_GIVEN DATA_.
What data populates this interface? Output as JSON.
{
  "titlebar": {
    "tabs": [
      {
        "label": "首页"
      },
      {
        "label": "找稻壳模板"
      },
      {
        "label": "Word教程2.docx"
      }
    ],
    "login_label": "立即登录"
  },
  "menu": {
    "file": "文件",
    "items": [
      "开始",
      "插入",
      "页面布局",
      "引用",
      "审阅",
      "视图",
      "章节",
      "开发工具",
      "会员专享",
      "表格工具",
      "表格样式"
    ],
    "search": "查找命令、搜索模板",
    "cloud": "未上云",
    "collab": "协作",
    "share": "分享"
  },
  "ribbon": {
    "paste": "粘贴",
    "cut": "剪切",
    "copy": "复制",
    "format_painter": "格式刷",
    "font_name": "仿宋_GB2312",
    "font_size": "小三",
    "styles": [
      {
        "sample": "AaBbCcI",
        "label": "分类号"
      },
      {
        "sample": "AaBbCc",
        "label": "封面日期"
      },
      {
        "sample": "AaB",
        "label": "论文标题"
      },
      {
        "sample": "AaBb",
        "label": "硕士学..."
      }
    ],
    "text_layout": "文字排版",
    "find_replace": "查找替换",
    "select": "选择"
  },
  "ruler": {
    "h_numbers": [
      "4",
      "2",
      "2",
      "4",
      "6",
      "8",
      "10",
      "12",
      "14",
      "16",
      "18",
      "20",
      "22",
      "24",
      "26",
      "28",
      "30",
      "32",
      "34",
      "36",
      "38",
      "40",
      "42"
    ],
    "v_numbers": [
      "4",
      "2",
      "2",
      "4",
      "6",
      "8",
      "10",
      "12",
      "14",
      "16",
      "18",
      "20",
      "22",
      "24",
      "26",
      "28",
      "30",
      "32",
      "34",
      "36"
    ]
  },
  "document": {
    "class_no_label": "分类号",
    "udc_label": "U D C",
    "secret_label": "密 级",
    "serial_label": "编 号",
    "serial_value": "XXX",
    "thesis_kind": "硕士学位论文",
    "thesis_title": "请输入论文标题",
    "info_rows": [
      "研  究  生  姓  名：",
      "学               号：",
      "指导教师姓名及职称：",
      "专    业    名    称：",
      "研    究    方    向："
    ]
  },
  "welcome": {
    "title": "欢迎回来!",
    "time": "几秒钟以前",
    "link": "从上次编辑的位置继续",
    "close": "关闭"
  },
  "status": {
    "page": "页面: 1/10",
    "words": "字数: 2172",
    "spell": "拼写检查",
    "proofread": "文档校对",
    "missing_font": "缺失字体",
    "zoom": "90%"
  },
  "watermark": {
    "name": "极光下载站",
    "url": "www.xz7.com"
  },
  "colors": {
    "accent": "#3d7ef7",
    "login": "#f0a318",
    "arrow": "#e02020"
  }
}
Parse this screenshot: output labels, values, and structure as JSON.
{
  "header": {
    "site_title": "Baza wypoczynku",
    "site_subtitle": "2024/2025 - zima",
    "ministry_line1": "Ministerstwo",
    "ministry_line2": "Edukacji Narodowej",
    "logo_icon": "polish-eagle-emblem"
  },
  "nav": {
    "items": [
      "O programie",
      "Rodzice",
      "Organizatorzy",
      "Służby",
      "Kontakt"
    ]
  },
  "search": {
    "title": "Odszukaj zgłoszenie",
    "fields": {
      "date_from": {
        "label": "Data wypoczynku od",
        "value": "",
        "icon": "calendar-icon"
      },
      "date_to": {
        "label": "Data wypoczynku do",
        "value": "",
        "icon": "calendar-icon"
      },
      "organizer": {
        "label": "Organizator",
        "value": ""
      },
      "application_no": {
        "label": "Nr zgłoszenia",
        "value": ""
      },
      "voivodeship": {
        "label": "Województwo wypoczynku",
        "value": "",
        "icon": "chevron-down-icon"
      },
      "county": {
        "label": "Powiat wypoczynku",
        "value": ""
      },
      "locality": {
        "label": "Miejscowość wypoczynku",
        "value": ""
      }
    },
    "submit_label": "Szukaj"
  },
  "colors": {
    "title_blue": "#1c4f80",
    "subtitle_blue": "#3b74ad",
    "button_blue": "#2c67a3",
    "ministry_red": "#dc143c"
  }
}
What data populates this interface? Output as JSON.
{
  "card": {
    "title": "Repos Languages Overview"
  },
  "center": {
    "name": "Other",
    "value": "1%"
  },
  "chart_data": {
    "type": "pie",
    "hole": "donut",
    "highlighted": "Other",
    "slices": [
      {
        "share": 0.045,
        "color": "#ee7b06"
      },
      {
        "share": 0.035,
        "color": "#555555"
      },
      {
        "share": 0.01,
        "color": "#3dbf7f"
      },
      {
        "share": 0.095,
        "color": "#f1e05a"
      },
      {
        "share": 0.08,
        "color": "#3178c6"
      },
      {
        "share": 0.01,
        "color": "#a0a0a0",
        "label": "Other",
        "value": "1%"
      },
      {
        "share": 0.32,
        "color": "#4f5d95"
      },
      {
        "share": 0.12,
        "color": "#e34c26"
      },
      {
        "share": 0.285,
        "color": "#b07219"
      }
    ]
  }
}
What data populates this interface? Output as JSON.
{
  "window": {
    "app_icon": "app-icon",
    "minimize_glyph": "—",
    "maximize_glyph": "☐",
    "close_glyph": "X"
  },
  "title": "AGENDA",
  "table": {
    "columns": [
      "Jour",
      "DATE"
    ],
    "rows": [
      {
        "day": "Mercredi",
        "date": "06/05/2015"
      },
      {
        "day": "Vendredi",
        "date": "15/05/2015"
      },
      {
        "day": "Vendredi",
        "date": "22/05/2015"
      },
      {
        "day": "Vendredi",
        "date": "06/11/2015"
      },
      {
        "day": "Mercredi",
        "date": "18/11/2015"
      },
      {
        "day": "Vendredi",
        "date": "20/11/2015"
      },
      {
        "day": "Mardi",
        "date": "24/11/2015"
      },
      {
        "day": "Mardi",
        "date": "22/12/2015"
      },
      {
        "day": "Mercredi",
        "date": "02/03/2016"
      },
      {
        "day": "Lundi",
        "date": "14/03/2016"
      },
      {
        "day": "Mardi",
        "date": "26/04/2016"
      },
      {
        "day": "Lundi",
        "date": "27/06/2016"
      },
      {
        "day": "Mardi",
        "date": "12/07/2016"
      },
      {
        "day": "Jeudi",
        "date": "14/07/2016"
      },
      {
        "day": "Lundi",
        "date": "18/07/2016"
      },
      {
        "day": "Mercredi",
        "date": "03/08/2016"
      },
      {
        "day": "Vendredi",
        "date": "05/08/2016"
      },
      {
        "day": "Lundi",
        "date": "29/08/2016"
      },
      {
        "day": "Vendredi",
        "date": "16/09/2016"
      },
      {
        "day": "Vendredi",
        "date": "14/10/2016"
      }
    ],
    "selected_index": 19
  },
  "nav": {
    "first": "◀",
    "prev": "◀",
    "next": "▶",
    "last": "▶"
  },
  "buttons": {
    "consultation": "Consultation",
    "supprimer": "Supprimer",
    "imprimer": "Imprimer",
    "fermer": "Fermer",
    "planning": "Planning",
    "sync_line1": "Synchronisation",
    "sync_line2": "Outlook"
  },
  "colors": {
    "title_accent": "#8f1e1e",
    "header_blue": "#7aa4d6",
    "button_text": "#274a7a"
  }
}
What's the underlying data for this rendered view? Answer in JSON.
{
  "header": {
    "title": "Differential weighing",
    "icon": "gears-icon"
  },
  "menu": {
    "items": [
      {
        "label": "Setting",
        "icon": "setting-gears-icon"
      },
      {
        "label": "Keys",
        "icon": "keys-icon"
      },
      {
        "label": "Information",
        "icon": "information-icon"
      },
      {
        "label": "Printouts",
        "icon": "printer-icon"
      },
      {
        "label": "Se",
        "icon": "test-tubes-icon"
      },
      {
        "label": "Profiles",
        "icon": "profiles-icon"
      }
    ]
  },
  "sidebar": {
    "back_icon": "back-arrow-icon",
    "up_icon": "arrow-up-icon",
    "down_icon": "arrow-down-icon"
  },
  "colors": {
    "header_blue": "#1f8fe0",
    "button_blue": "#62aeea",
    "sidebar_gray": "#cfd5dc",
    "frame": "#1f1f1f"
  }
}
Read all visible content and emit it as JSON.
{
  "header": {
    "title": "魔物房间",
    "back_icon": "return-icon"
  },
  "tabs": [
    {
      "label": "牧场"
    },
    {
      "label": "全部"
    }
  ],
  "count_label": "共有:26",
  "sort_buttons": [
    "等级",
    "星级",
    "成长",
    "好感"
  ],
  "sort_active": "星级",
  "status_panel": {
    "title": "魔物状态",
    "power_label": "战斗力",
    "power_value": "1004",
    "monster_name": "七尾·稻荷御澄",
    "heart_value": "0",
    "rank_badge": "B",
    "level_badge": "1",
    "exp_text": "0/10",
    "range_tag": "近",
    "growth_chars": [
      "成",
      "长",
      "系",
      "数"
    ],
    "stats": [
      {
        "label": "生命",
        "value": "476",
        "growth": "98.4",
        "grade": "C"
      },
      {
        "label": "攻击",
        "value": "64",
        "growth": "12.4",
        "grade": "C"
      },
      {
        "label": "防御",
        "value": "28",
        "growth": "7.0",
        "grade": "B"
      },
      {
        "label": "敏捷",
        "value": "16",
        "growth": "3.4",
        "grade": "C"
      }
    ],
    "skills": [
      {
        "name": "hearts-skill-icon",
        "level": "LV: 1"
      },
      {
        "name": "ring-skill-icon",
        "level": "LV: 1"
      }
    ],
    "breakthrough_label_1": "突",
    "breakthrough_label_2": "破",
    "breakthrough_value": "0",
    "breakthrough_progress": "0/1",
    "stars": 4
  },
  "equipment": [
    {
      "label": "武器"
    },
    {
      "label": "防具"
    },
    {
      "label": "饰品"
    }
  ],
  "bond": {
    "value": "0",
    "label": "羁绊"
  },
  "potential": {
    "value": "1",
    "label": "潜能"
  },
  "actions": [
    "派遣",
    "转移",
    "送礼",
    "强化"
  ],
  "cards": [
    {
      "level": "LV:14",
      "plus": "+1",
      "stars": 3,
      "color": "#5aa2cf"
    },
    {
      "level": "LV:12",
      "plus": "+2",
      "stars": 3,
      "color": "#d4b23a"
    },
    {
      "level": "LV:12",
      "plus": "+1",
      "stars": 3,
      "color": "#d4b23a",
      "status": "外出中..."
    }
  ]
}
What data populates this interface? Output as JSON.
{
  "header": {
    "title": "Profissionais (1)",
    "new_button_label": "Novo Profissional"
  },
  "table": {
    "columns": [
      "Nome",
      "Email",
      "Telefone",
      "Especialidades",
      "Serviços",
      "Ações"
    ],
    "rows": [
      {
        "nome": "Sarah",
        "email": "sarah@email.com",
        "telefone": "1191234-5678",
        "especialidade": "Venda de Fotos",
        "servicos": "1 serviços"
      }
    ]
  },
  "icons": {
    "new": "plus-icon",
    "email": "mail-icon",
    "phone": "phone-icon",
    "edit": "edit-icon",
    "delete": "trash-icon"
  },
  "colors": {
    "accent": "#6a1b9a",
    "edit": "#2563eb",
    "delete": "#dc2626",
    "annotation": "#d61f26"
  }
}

_YOUR GOAL_. Report each line of the material above where the word "share" appears.

_WRITTEN REPLY_.
    "share": "分享"
        "share": 0.045,
        "share": 0.035,
        "share": 0.01,
        "share": 0.095,
        "share": 0.08,
        "share": 0.01,
        "share": 0.32,
        "share": 0.12,
        "share": 0.285,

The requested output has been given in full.